##### Selected text #####

I'll leave this for Martin Bruce
On Wed, 15 Jan 2014, Janosch Linkersdörfer wrote:
Hi Bruce,
thank you very much for your answer!
Am 15.01.2014 um 14:33 schrieb Bruce Fischl fischl@nmr.mgh.harvard.edu:
Hi Janosch
it will certainly make your life easier if you don't change the names.
So the subject names are saved in other places/files than the folder name?
Symlinking is fine if you keep the same name, but particularly for the longitudinal runs the names have meaning and are stored in files like the tps one which stores the timepoints that went into the base.
OK, so if I understand you correctly, the folder structure for the initial processing does not matter as I can collect different subjects from different places in one $SUBJECTS_DIR for doing (cross-sectional or longitudinal) stats by either copying or symlinking their subject folders.
But the name of the symlink has to be the same as the one used in the initial processing, so I would have to include the time point in the subject name even in the initial processing?
BTW, does one have to use your naming scheme, i.e., "tp1SUBJECTID" or is this flexible, e.g., "tp0_SUBJECTID", "SUBJECTID_tp1", "2011__SUBJECTID", etc.?
Thanks a lot,
Janosch
cheers Bruce On Wed, 15 Jan 2014, Janosch Linkersdörfer wrote:
Hi,
sorry if my question was to basic, but I would really appreciate if somebody could give me some insight into whether the folder organization and the subject name used in the first run of recon-all have to be stable over all all following processing steps or if one can, e.g., change the names of the subject folders and/or symlink them to another location (with another name) and continue with further processing.

##### Records #####

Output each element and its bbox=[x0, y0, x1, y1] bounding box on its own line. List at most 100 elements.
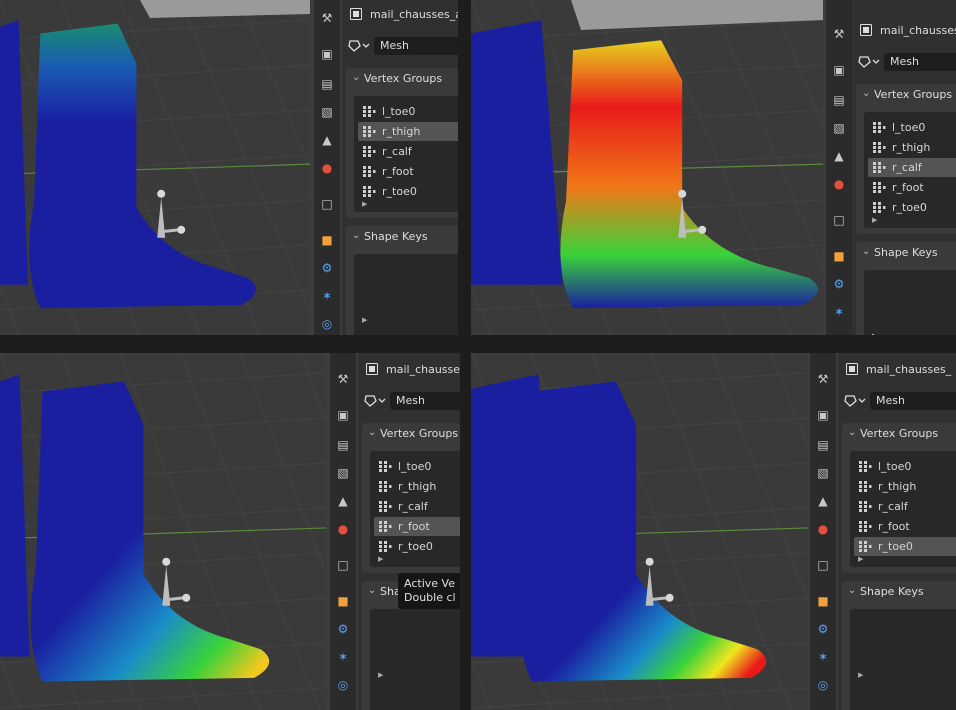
list-resize-handle-icon[interactable]: ▶ bbox=[362, 200, 367, 208]
mesh-browse-icon[interactable] bbox=[858, 55, 880, 69]
vertex-group-item[interactable]: r_thigh bbox=[854, 477, 956, 496]
3d-viewport[interactable] bbox=[471, 0, 823, 335]
scene-icon[interactable]: ▲ bbox=[815, 493, 831, 509]
world-icon[interactable]: ● bbox=[815, 521, 831, 537]
mesh-name-field[interactable]: Mesh bbox=[374, 37, 458, 55]
vertex-groups-header[interactable]: ⌄ Vertex Groups bbox=[856, 84, 956, 106]
object-icon[interactable]: ■ bbox=[335, 593, 351, 609]
tool-icon[interactable]: ⚒ bbox=[335, 371, 351, 387]
list-resize-handle-icon[interactable]: ▶ bbox=[858, 671, 863, 679]
vertex-group-item[interactable]: r_calf bbox=[868, 158, 956, 177]
object-name-header[interactable]: mail_chausses_a bbox=[342, 4, 458, 26]
list-resize-handle-icon[interactable]: ▶ bbox=[872, 332, 877, 335]
shape-key-list[interactable]: ▶ bbox=[354, 254, 458, 335]
render-icon[interactable]: ▣ bbox=[831, 62, 847, 78]
shape-keys-header[interactable]: ⌄Shape Keys bbox=[856, 242, 956, 264]
list-resize-handle-icon[interactable]: ▶ bbox=[362, 316, 367, 324]
mesh-browse-icon[interactable] bbox=[364, 394, 386, 408]
vertex-group-item[interactable]: r_toe0 bbox=[358, 182, 458, 201]
vertex-group-item[interactable]: r_calf bbox=[358, 142, 458, 161]
mesh-name-field[interactable]: Mesh bbox=[870, 392, 956, 410]
3d-viewport[interactable] bbox=[471, 353, 808, 710]
tool-icon[interactable]: ⚒ bbox=[815, 371, 831, 387]
3d-viewport[interactable] bbox=[0, 0, 310, 335]
render-icon[interactable]: ▣ bbox=[335, 407, 351, 423]
object-name-header[interactable]: mail_chausses_ bbox=[838, 359, 956, 381]
scene-icon[interactable]: ▲ bbox=[319, 132, 335, 148]
vertex-group-item[interactable]: r_toe0 bbox=[854, 537, 956, 556]
modifier-icon[interactable]: ⚙ bbox=[815, 621, 831, 637]
object-icon[interactable]: ■ bbox=[815, 593, 831, 609]
vertex-group-item[interactable]: l_toe0 bbox=[358, 102, 458, 121]
mesh-browse-icon[interactable] bbox=[844, 394, 866, 408]
mesh-name-field[interactable]: Mesh bbox=[884, 53, 956, 71]
view-layer-icon[interactable]: ▧ bbox=[319, 104, 335, 120]
vertex-group-list[interactable]: l_toe0 r_thigh r_calf r_foot r_toe0 ▶ bbox=[370, 451, 460, 567]
vertex-group-item[interactable]: r_toe0 bbox=[868, 198, 956, 217]
list-resize-handle-icon[interactable]: ▶ bbox=[872, 216, 877, 224]
modifier-icon[interactable]: ⚙ bbox=[335, 621, 351, 637]
world-icon[interactable]: ● bbox=[831, 176, 847, 192]
shape-keys-header[interactable]: ⌄Shape Keys bbox=[842, 581, 956, 603]
particles-icon[interactable]: ✶ bbox=[335, 649, 351, 665]
tool-icon[interactable]: ⚒ bbox=[831, 26, 847, 42]
mesh-datablock-row[interactable]: Mesh bbox=[852, 52, 956, 72]
vertex-group-item[interactable]: r_calf bbox=[854, 497, 956, 516]
list-resize-handle-icon[interactable]: ▶ bbox=[378, 555, 383, 563]
vertex-group-item[interactable]: l_toe0 bbox=[854, 457, 956, 476]
physics-icon[interactable]: ◎ bbox=[319, 316, 335, 332]
tool-icon[interactable]: ⚒ bbox=[319, 10, 335, 26]
vertex-group-item[interactable]: r_toe0 bbox=[374, 537, 460, 556]
vertex-groups-header[interactable]: ⌄ Vertex Groups bbox=[842, 423, 956, 445]
collection-icon[interactable]: □ bbox=[335, 557, 351, 573]
vertex-group-item[interactable]: r_thigh bbox=[868, 138, 956, 157]
world-icon[interactable]: ● bbox=[335, 521, 351, 537]
output-icon[interactable]: ▤ bbox=[831, 92, 847, 108]
output-icon[interactable]: ▤ bbox=[815, 437, 831, 453]
view-layer-icon[interactable]: ▧ bbox=[815, 465, 831, 481]
modifier-icon[interactable]: ⚙ bbox=[319, 260, 335, 276]
mesh-browse-icon[interactable] bbox=[348, 39, 370, 53]
physics-icon[interactable]: ◎ bbox=[335, 677, 351, 693]
particles-icon[interactable]: ✶ bbox=[319, 288, 335, 304]
mesh-datablock-row[interactable]: Mesh bbox=[358, 391, 460, 411]
object-icon[interactable]: ■ bbox=[831, 248, 847, 264]
output-icon[interactable]: ▤ bbox=[319, 76, 335, 92]
vertex-group-item[interactable]: r_foot bbox=[358, 162, 458, 181]
particles-icon[interactable]: ✶ bbox=[815, 649, 831, 665]
vertex-group-item[interactable]: r_foot bbox=[868, 178, 956, 197]
render-icon[interactable]: ▣ bbox=[319, 46, 335, 62]
vertex-groups-header[interactable]: ⌄ Vertex Groups bbox=[346, 68, 458, 90]
vertex-group-item[interactable]: r_foot bbox=[854, 517, 956, 536]
collection-icon[interactable]: □ bbox=[815, 557, 831, 573]
shape-keys-header[interactable]: ⌄Shape Keys bbox=[346, 226, 458, 248]
scene-icon[interactable]: ▲ bbox=[335, 493, 351, 509]
shape-key-list[interactable]: ▶ bbox=[370, 609, 460, 710]
vertex-group-item[interactable]: r_calf bbox=[374, 497, 460, 516]
mesh-datablock-row[interactable]: Mesh bbox=[342, 36, 458, 56]
vertex-group-list[interactable]: l_toe0 r_thigh r_calf r_foot r_toe0 ▶ bbox=[354, 96, 458, 212]
mesh-name-field[interactable]: Mesh bbox=[390, 392, 460, 410]
shape-key-list[interactable]: ▶ bbox=[864, 270, 956, 335]
vertex-groups-header[interactable]: ⌄ Vertex Groups bbox=[362, 423, 460, 445]
shape-key-list[interactable]: ▶ bbox=[850, 609, 956, 710]
list-resize-handle-icon[interactable]: ▶ bbox=[378, 671, 383, 679]
collection-icon[interactable]: □ bbox=[831, 212, 847, 228]
list-resize-handle-icon[interactable]: ▶ bbox=[858, 555, 863, 563]
render-icon[interactable]: ▣ bbox=[815, 407, 831, 423]
output-icon[interactable]: ▤ bbox=[335, 437, 351, 453]
vertex-group-list[interactable]: l_toe0 r_thigh r_calf r_foot r_toe0 ▶ bbox=[850, 451, 956, 567]
view-layer-icon[interactable]: ▧ bbox=[831, 120, 847, 136]
modifier-icon[interactable]: ⚙ bbox=[831, 276, 847, 292]
view-layer-icon[interactable]: ▧ bbox=[335, 465, 351, 481]
vertex-group-item[interactable]: l_toe0 bbox=[868, 118, 956, 137]
object-name-header[interactable]: mail_chausse bbox=[358, 359, 460, 381]
scene-icon[interactable]: ▲ bbox=[831, 148, 847, 164]
object-name-header[interactable]: mail_chausses_a bbox=[852, 20, 956, 42]
object-icon[interactable]: ■ bbox=[319, 232, 335, 248]
collection-icon[interactable]: □ bbox=[319, 196, 335, 212]
physics-icon[interactable]: ◎ bbox=[815, 677, 831, 693]
3d-viewport[interactable] bbox=[0, 353, 326, 710]
mesh-datablock-row[interactable]: Mesh bbox=[838, 391, 956, 411]
vertex-group-list[interactable]: l_toe0 r_thigh r_calf r_foot r_toe0 ▶ bbox=[864, 112, 956, 228]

#####

→ Set problem:
From the email thread on naming subject folders, reproduce word for word the passage starting at "BTW, does one" and ending at "with further processing.".

→ The completed task:
BTW, does one have to use your naming scheme, i.e., "tp1SUBJECTID" or is this flexible, e.g., "tp0_SUBJECTID", "SUBJECTID_tp1", "2011__SUBJECTID", etc.?
Thanks a lot,
Janosch
cheers Bruce On Wed, 15 Jan 2014, Janosch Linkersdörfer wrote:
Hi,
sorry if my question was to basic, but I would really appreciate if somebody could give me some insight into whether the folder organization and the subject name used in the first run of recon-all have to be stable over all all following processing steps or if one can, e.g., change the names of the subject folders and/or symlink them to another location (with another name) and continue with further processing.